───── Provided data ─────

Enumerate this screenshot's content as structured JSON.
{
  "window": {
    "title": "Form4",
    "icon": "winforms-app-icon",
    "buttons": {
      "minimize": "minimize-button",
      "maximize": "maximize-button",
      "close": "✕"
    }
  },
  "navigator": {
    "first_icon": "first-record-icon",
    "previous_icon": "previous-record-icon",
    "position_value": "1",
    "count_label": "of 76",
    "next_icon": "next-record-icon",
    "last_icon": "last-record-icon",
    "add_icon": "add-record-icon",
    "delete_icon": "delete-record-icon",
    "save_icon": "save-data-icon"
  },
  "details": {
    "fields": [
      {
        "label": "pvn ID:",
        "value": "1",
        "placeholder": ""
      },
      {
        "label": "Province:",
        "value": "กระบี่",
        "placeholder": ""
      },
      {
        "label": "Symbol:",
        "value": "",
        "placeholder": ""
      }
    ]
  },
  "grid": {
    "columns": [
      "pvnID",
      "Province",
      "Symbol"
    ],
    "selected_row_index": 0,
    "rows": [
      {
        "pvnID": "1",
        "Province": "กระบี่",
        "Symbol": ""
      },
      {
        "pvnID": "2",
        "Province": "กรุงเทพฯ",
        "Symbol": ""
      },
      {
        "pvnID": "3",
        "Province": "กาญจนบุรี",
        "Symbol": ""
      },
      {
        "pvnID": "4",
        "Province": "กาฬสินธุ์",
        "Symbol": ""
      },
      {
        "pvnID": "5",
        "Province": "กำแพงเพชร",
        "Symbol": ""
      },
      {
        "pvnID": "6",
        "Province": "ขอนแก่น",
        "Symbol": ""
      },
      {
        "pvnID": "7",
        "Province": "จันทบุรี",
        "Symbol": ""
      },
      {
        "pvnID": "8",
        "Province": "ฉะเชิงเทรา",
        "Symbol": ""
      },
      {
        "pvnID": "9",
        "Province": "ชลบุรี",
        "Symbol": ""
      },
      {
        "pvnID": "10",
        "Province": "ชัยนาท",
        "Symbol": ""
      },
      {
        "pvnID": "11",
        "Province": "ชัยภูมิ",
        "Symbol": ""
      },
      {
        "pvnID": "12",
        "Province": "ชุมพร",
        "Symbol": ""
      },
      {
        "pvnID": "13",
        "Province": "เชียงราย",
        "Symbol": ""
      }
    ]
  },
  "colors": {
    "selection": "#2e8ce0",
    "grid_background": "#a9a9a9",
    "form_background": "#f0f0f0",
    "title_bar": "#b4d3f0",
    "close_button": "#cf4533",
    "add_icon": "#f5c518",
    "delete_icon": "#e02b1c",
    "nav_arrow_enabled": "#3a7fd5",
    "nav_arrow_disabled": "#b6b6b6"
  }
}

─────

> _Set task_: Retype the listing. Match it exactly.

> _Result of this exercise_:
Enumerate this screenshot's content as structured JSON.
{
  "window": {
    "title": "Form4",
    "icon": "winforms-app-icon",
    "buttons": {
      "minimize": "minimize-button",
      "maximize": "maximize-button",
      "close": "✕"
    }
  },
  "navigator": {
    "first_icon": "first-record-icon",
    "previous_icon": "previous-record-icon",
    "position_value": "1",
    "count_label": "of 76",
    "next_icon": "next-record-icon",
    "last_icon": "last-record-icon",
    "add_icon": "add-record-icon",
    "delete_icon": "delete-record-icon",
    "save_icon": "save-data-icon"
  },
  "details": {
    "fields": [
      {
        "label": "pvn ID:",
        "value": "1",
        "placeholder": ""
      },
      {
        "label": "Province:",
        "value": "กระบี่",
        "placeholder": ""
      },
      {
        "label": "Symbol:",
        "value": "",
        "placeholder": ""
      }
    ]
  },
  "grid": {
    "columns": [
      "pvnID",
      "Province",
      "Symbol"
    ],
    "selected_row_index": 0,
    "rows": [
      {
        "pvnID": "1",
        "Province": "กระบี่",
        "Symbol": ""
      },
      {
        "pvnID": "2",
        "Province": "กรุงเทพฯ",
        "Symbol": ""
      },
      {
        "pvnID": "3",
        "Province": "กาญจนบุรี",
        "Symbol": ""
      },
      {
        "pvnID": "4",
        "Province": "กาฬสินธุ์",
        "Symbol": ""
      },
      {
        "pvnID": "5",
        "Province": "กำแพงเพชร",
        "Symbol": ""
      },
      {
        "pvnID": "6",
        "Province": "ขอนแก่น",
        "Symbol": ""
      },
      {
        "pvnID": "7",
        "Province": "จันทบุรี",
        "Symbol": ""
      },
      {
        "pvnID": "8",
        "Province": "ฉะเชิงเทรา",
        "Symbol": ""
      },
      {
        "pvnID": "9",
        "Province": "ชลบุรี",
        "Symbol": ""
      },
      {
        "pvnID": "10",
        "Province": "ชัยนาท",
        "Symbol": ""
      },
      {
        "pvnID": "11",
        "Province": "ชัยภูมิ",
        "Symbol": ""
      },
      {
        "pvnID": "12",
        "Province": "ชุมพร",
        "Symbol": ""
      },
      {
        "pvnID": "13",
        "Province": "เชียงราย",
        "Symbol": ""
      }
    ]
  },
  "colors": {
    "selection": "#2e8ce0",
    "grid_background": "#a9a9a9",
    "form_background": "#f0f0f0",
    "title_bar": "#b4d3f0",
    "close_button": "#cf4533",
    "add_icon": "#f5c518",
    "delete_icon": "#e02b1c",
    "nav_arrow_enabled": "#3a7fd5",
    "nav_arrow_disabled": "#b6b6b6"
  }
}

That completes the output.